**Stated problem:** Gather every line of the entries that includes the word "text".
---
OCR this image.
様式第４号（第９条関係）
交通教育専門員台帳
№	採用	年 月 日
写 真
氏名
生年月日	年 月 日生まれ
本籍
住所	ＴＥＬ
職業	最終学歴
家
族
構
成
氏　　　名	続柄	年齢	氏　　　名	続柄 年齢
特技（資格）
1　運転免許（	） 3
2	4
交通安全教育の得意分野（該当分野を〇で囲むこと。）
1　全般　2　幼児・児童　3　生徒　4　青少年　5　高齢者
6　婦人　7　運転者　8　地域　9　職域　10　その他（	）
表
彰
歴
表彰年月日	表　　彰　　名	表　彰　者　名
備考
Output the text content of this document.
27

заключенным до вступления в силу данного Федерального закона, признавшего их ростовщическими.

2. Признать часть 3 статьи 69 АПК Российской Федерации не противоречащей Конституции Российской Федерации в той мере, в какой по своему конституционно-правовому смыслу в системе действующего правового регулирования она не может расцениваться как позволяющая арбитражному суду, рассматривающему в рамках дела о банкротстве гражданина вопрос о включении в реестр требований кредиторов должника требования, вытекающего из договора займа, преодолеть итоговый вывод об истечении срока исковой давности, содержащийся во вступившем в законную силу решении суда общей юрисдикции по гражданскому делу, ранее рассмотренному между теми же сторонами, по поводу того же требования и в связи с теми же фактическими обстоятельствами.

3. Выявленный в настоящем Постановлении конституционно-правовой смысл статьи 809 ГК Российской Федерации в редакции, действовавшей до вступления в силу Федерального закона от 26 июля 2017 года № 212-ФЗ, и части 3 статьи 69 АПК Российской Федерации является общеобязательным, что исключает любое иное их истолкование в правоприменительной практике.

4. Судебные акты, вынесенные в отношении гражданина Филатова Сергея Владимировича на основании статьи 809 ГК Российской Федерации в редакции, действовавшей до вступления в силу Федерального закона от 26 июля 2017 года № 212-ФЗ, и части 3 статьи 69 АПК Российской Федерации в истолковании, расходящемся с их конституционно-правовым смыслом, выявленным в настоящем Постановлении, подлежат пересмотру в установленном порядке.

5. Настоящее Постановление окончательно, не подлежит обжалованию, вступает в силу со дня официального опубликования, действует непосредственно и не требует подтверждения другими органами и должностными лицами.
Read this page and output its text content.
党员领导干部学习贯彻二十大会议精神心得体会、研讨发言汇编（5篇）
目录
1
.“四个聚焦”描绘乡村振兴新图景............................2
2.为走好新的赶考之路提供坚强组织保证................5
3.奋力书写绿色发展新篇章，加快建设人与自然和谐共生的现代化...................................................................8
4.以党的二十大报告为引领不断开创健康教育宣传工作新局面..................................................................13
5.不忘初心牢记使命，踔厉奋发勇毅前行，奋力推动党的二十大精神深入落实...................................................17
---
**Exercise output:**
Output the text content of this document.
Read this page and output its text content.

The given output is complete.